Dataset items
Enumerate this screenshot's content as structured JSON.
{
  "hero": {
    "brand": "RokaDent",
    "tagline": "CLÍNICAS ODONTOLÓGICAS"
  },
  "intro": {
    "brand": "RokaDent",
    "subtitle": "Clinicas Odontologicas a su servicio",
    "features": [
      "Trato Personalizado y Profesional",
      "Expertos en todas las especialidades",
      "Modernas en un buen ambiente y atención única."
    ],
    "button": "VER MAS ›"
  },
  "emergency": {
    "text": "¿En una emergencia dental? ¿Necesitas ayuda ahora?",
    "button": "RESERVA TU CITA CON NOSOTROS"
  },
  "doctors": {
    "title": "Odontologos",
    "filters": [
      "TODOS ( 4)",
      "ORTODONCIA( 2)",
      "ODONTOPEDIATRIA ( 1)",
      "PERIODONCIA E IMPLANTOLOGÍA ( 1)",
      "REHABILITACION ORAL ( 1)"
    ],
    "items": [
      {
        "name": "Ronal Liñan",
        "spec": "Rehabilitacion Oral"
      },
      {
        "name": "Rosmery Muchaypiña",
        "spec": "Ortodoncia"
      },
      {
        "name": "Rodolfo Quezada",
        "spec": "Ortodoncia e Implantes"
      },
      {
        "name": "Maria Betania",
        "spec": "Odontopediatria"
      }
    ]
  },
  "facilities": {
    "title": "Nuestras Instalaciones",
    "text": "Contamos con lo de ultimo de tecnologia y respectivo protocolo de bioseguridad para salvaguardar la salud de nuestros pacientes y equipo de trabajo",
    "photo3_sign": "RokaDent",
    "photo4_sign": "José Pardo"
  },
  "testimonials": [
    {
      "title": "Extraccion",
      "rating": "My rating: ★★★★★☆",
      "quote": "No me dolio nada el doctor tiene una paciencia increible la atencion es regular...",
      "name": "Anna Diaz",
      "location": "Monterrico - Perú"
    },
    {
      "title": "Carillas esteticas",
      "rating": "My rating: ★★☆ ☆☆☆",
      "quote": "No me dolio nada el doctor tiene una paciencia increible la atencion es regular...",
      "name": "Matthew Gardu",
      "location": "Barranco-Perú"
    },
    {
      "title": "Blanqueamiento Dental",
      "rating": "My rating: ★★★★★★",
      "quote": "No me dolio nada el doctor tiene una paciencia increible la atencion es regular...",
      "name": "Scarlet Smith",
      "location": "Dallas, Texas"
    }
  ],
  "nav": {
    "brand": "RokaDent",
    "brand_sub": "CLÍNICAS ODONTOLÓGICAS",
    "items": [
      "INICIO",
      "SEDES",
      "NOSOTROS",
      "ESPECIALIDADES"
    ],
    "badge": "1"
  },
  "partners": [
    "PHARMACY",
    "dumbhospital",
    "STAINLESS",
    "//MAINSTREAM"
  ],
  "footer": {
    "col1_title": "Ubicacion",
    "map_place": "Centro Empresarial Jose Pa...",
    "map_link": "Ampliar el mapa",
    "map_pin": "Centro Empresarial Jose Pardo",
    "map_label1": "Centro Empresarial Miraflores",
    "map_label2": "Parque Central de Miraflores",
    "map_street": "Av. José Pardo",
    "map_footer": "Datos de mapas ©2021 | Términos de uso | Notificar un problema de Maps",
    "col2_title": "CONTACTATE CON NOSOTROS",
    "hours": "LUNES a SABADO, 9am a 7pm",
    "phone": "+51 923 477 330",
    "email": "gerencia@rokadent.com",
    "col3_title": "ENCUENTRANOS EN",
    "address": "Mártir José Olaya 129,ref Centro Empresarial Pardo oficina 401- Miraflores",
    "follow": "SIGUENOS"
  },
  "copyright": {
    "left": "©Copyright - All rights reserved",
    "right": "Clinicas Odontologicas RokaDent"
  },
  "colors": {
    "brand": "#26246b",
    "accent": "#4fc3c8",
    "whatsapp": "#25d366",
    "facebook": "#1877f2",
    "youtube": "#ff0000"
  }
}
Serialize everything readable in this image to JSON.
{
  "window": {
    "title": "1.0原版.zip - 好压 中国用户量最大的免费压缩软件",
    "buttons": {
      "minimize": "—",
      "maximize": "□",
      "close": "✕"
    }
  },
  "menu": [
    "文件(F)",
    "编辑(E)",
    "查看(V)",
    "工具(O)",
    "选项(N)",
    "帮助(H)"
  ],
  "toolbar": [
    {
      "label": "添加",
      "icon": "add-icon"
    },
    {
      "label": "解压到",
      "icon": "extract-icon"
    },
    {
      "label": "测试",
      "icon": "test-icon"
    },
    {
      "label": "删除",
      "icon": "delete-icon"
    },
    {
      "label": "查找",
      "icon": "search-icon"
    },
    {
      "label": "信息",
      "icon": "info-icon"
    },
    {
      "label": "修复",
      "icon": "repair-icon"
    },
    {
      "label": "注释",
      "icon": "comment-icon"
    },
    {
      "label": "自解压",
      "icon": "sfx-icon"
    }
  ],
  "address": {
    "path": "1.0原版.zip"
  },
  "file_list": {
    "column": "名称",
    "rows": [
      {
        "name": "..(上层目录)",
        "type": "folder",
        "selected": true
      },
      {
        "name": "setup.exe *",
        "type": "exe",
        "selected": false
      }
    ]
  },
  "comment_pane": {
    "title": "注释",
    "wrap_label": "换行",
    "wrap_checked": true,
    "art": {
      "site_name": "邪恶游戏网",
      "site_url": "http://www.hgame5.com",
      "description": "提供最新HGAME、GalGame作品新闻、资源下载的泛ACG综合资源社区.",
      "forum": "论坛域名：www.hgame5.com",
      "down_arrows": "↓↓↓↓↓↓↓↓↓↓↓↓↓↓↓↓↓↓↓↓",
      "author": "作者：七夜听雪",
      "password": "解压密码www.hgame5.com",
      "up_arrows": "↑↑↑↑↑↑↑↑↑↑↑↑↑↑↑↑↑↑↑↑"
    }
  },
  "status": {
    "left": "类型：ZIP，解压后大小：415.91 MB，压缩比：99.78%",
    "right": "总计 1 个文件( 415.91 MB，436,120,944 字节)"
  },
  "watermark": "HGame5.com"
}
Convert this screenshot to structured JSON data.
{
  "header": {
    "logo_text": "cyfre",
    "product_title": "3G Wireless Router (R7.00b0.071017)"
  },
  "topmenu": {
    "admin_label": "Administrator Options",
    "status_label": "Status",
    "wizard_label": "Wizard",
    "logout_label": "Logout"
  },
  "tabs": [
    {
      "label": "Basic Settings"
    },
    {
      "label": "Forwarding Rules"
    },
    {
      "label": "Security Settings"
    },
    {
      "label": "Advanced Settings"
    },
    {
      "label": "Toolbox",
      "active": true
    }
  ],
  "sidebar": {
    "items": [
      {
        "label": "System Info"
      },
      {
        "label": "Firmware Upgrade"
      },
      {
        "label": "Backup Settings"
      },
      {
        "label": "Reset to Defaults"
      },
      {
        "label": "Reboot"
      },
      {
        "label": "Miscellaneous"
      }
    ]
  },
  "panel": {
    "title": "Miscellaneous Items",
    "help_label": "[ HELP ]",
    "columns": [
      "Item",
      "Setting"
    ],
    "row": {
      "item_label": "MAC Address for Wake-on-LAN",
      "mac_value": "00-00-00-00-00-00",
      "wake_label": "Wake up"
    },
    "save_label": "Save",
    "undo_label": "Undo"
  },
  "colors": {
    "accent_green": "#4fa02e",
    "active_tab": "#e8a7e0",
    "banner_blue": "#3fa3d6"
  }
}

*Objective*:
Output all of the material exactly as written.

*Written solution*:
Enumerate this screenshot's content as structured JSON.
{
  "hero": {
    "brand": "RokaDent",
    "tagline": "CLÍNICAS ODONTOLÓGICAS"
  },
  "intro": {
    "brand": "RokaDent",
    "subtitle": "Clinicas Odontologicas a su servicio",
    "features": [
      "Trato Personalizado y Profesional",
      "Expertos en todas las especialidades",
      "Modernas en un buen ambiente y atención única."
    ],
    "button": "VER MAS ›"
  },
  "emergency": {
    "text": "¿En una emergencia dental? ¿Necesitas ayuda ahora?",
    "button": "RESERVA TU CITA CON NOSOTROS"
  },
  "doctors": {
    "title": "Odontologos",
    "filters": [
      "TODOS ( 4)",
      "ORTODONCIA( 2)",
      "ODONTOPEDIATRIA ( 1)",
      "PERIODONCIA E IMPLANTOLOGÍA ( 1)",
      "REHABILITACION ORAL ( 1)"
    ],
    "items": [
      {
        "name": "Ronal Liñan",
        "spec": "Rehabilitacion Oral"
      },
      {
        "name": "Rosmery Muchaypiña",
        "spec": "Ortodoncia"
      },
      {
        "name": "Rodolfo Quezada",
        "spec": "Ortodoncia e Implantes"
      },
      {
        "name": "Maria Betania",
        "spec": "Odontopediatria"
      }
    ]
  },
  "facilities": {
    "title": "Nuestras Instalaciones",
    "text": "Contamos con lo de ultimo de tecnologia y respectivo protocolo de bioseguridad para salvaguardar la salud de nuestros pacientes y equipo de trabajo",
    "photo3_sign": "RokaDent",
    "photo4_sign": "José Pardo"
  },
  "testimonials": [
    {
      "title": "Extraccion",
      "rating": "My rating: ★★★★★☆",
      "quote": "No me dolio nada el doctor tiene una paciencia increible la atencion es regular...",
      "name": "Anna Diaz",
      "location": "Monterrico - Perú"
    },
    {
      "title": "Carillas esteticas",
      "rating": "My rating: ★★☆ ☆☆☆",
      "quote": "No me dolio nada el doctor tiene una paciencia increible la atencion es regular...",
      "name": "Matthew Gardu",
      "location": "Barranco-Perú"
    },
    {
      "title": "Blanqueamiento Dental",
      "rating": "My rating: ★★★★★★",
      "quote": "No me dolio nada el doctor tiene una paciencia increible la atencion es regular...",
      "name": "Scarlet Smith",
      "location": "Dallas, Texas"
    }
  ],
  "nav": {
    "brand": "RokaDent",
    "brand_sub": "CLÍNICAS ODONTOLÓGICAS",
    "items": [
      "INICIO",
      "SEDES",
      "NOSOTROS",
      "ESPECIALIDADES"
    ],
    "badge": "1"
  },
  "partners": [
    "PHARMACY",
    "dumbhospital",
    "STAINLESS",
    "//MAINSTREAM"
  ],
  "footer": {
    "col1_title": "Ubicacion",
    "map_place": "Centro Empresarial Jose Pa...",
    "map_link": "Ampliar el mapa",
    "map_pin": "Centro Empresarial Jose Pardo",
    "map_label1": "Centro Empresarial Miraflores",
    "map_label2": "Parque Central de Miraflores",
    "map_street": "Av. José Pardo",
    "map_footer": "Datos de mapas ©2021 | Términos de uso | Notificar un problema de Maps",
    "col2_title": "CONTACTATE CON NOSOTROS",
    "hours": "LUNES a SABADO, 9am a 7pm",
    "phone": "+51 923 477 330",
    "email": "gerencia@rokadent.com",
    "col3_title": "ENCUENTRANOS EN",
    "address": "Mártir José Olaya 129,ref Centro Empresarial Pardo oficina 401- Miraflores",
    "follow": "SIGUENOS"
  },
  "copyright": {
    "left": "©Copyright - All rights reserved",
    "right": "Clinicas Odontologicas RokaDent"
  },
  "colors": {
    "brand": "#26246b",
    "accent": "#4fc3c8",
    "whatsapp": "#25d366",
    "facebook": "#1877f2",
    "youtube": "#ff0000"
  }
}
Serialize everything readable in this image to JSON.
{
  "window": {
    "title": "1.0原版.zip - 好压 中国用户量最大的免费压缩软件",
    "buttons": {
      "minimize": "—",
      "maximize": "□",
      "close": "✕"
    }
  },
  "menu": [
    "文件(F)",
    "编辑(E)",
    "查看(V)",
    "工具(O)",
    "选项(N)",
    "帮助(H)"
  ],
  "toolbar": [
    {
      "label": "添加",
      "icon": "add-icon"
    },
    {
      "label": "解压到",
      "icon": "extract-icon"
    },
    {
      "label": "测试",
      "icon": "test-icon"
    },
    {
      "label": "删除",
      "icon": "delete-icon"
    },
    {
      "label": "查找",
      "icon": "search-icon"
    },
    {
      "label": "信息",
      "icon": "info-icon"
    },
    {
      "label": "修复",
      "icon": "repair-icon"
    },
    {
      "label": "注释",
      "icon": "comment-icon"
    },
    {
      "label": "自解压",
      "icon": "sfx-icon"
    }
  ],
  "address": {
    "path": "1.0原版.zip"
  },
  "file_list": {
    "column": "名称",
    "rows": [
      {
        "name": "..(上层目录)",
        "type": "folder",
        "selected": true
      },
      {
        "name": "setup.exe *",
        "type": "exe",
        "selected": false
      }
    ]
  },
  "comment_pane": {
    "title": "注释",
    "wrap_label": "换行",
    "wrap_checked": true,
    "art": {
      "site_name": "邪恶游戏网",
      "site_url": "http://www.hgame5.com",
      "description": "提供最新HGAME、GalGame作品新闻、资源下载的泛ACG综合资源社区.",
      "forum": "论坛域名：www.hgame5.com",
      "down_arrows": "↓↓↓↓↓↓↓↓↓↓↓↓↓↓↓↓↓↓↓↓",
      "author": "作者：七夜听雪",
      "password": "解压密码www.hgame5.com",
      "up_arrows": "↑↑↑↑↑↑↑↑↑↑↑↑↑↑↑↑↑↑↑↑"
    }
  },
  "status": {
    "left": "类型：ZIP，解压后大小：415.91 MB，压缩比：99.78%",
    "right": "总计 1 个文件( 415.91 MB，436,120,944 字节)"
  },
  "watermark": "HGame5.com"
}
Convert this screenshot to structured JSON data.
{
  "header": {
    "logo_text": "cyfre",
    "product_title": "3G Wireless Router (R7.00b0.071017)"
  },
  "topmenu": {
    "admin_label": "Administrator Options",
    "status_label": "Status",
    "wizard_label": "Wizard",
    "logout_label": "Logout"
  },
  "tabs": [
    {
      "label": "Basic Settings"
    },
    {
      "label": "Forwarding Rules"
    },
    {
      "label": "Security Settings"
    },
    {
      "label": "Advanced Settings"
    },
    {
      "label": "Toolbox",
      "active": true
    }
  ],
  "sidebar": {
    "items": [
      {
        "label": "System Info"
      },
      {
        "label": "Firmware Upgrade"
      },
      {
        "label": "Backup Settings"
      },
      {
        "label": "Reset to Defaults"
      },
      {
        "label": "Reboot"
      },
      {
        "label": "Miscellaneous"
      }
    ]
  },
  "panel": {
    "title": "Miscellaneous Items",
    "help_label": "[ HELP ]",
    "columns": [
      "Item",
      "Setting"
    ],
    "row": {
      "item_label": "MAC Address for Wake-on-LAN",
      "mac_value": "00-00-00-00-00-00",
      "wake_label": "Wake up"
    },
    "save_label": "Save",
    "undo_label": "Undo"
  },
  "colors": {
    "accent_green": "#4fa02e",
    "active_tab": "#e8a7e0",
    "banner_blue": "#3fa3d6"
  }
}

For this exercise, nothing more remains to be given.